WHAT THE TASK ASKS -
Identify the lines holding "funktionen" and copy them.

---------- SUPPLIED ENTRIES ----------

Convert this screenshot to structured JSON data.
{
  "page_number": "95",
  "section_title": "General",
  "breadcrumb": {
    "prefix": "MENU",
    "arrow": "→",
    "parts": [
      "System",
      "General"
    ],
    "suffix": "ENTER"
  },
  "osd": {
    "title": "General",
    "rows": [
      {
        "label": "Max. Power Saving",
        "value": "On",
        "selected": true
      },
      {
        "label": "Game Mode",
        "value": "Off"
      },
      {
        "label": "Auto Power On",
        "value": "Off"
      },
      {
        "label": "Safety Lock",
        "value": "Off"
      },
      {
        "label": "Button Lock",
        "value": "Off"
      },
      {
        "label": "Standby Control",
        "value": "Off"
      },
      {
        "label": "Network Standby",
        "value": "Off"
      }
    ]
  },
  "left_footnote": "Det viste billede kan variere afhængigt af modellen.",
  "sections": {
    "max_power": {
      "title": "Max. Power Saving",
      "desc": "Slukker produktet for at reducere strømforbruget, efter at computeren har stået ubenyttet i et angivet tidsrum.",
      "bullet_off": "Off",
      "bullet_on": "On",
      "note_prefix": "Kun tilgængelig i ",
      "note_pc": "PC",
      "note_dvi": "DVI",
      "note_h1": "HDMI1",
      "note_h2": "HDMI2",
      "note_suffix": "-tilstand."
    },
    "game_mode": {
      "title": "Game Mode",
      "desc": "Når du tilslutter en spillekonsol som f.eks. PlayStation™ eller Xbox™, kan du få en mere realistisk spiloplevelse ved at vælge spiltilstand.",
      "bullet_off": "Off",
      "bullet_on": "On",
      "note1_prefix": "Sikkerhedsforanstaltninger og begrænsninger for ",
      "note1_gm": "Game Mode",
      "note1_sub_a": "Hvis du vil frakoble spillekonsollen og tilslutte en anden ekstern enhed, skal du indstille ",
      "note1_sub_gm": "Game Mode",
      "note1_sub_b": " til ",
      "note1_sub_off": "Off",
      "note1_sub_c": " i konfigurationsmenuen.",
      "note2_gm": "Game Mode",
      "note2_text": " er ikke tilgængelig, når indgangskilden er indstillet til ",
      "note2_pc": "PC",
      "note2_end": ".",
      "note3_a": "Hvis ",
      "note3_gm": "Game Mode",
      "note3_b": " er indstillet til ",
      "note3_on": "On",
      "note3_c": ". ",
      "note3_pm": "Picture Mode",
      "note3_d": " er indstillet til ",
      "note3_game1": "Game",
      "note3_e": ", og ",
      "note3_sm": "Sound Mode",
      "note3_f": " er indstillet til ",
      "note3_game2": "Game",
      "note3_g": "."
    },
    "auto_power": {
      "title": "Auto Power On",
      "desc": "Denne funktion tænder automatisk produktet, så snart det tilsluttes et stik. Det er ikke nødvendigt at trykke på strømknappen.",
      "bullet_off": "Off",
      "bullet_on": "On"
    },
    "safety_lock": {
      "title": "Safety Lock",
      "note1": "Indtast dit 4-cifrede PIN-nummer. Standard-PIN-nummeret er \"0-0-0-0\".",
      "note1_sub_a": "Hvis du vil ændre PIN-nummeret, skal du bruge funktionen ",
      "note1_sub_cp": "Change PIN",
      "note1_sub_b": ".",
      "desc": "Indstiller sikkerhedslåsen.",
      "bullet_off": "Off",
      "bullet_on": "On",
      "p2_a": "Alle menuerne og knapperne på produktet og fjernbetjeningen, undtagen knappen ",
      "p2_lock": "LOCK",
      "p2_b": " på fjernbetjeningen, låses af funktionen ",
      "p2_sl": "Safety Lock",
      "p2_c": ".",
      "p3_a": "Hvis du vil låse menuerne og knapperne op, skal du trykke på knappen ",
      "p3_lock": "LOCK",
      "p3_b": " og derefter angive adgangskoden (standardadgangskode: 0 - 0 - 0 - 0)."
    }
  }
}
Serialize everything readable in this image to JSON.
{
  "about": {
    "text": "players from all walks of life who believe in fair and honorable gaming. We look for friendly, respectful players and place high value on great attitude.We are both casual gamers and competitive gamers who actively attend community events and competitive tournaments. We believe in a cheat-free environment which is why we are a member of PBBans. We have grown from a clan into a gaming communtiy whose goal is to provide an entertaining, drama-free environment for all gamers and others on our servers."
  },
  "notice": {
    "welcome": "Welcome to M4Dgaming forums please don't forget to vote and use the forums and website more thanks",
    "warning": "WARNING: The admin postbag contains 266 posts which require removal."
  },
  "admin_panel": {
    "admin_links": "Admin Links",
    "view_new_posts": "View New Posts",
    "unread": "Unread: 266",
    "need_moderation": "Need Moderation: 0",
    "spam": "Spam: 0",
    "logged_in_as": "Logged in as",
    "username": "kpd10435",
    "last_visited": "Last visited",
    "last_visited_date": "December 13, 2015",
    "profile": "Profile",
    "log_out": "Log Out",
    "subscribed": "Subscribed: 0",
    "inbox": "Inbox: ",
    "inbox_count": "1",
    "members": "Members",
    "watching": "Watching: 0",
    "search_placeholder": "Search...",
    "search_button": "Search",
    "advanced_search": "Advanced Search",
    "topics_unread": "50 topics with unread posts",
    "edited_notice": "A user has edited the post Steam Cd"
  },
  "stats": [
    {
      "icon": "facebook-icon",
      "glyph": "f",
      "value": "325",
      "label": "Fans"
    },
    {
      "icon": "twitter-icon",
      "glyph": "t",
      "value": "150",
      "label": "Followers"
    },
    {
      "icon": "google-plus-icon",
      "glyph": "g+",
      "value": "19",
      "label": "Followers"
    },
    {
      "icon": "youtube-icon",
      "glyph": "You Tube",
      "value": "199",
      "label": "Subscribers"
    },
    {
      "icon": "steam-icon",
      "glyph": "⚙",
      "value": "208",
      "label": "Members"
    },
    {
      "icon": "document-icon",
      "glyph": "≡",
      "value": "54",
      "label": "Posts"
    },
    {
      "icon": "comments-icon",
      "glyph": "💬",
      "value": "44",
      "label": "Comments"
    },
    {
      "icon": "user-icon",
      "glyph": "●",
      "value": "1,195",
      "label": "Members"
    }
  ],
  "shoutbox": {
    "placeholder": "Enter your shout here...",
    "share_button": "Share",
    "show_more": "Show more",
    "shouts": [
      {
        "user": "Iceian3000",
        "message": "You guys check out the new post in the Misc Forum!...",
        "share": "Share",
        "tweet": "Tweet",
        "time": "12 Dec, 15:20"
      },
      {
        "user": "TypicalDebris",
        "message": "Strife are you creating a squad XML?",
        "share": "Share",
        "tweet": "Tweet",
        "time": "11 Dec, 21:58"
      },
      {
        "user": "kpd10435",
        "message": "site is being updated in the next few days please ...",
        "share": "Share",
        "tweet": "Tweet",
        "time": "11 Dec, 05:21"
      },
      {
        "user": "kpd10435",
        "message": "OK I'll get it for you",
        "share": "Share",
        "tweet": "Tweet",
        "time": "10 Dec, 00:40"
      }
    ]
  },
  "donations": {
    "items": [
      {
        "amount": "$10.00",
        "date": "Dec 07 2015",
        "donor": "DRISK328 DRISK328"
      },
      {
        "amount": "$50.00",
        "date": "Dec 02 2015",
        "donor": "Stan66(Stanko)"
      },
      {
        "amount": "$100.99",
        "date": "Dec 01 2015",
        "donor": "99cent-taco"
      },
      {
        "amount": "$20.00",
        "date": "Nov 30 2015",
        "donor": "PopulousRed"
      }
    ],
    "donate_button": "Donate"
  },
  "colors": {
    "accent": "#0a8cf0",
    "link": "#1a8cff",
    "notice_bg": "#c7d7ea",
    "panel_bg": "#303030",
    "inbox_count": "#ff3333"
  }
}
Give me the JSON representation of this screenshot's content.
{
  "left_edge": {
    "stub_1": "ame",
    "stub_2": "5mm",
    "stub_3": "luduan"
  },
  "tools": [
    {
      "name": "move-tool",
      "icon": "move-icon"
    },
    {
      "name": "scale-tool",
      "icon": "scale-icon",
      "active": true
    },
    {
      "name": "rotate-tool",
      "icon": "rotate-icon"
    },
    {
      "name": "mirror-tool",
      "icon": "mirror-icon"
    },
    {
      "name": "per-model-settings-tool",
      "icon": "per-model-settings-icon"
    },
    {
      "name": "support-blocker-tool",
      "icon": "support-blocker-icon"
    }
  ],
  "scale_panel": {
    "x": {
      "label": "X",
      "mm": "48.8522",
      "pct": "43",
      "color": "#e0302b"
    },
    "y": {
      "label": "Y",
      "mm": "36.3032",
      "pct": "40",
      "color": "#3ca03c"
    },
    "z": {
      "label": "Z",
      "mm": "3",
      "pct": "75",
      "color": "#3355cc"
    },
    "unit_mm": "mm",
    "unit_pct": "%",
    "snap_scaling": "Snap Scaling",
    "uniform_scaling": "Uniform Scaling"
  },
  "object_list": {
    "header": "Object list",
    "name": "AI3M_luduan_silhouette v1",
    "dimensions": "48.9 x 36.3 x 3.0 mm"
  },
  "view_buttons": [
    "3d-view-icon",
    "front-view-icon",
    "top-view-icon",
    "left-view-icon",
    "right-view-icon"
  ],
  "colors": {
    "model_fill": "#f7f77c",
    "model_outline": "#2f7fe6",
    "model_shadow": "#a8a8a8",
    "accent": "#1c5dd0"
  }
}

----------

THE COMPLETED TASK -
      "note1_sub_a": "Hvis du vil ændre PIN-nummeret, skal du bruge funktionen ",
      "p2_b": " på fjernbetjeningen, låses af funktionen ",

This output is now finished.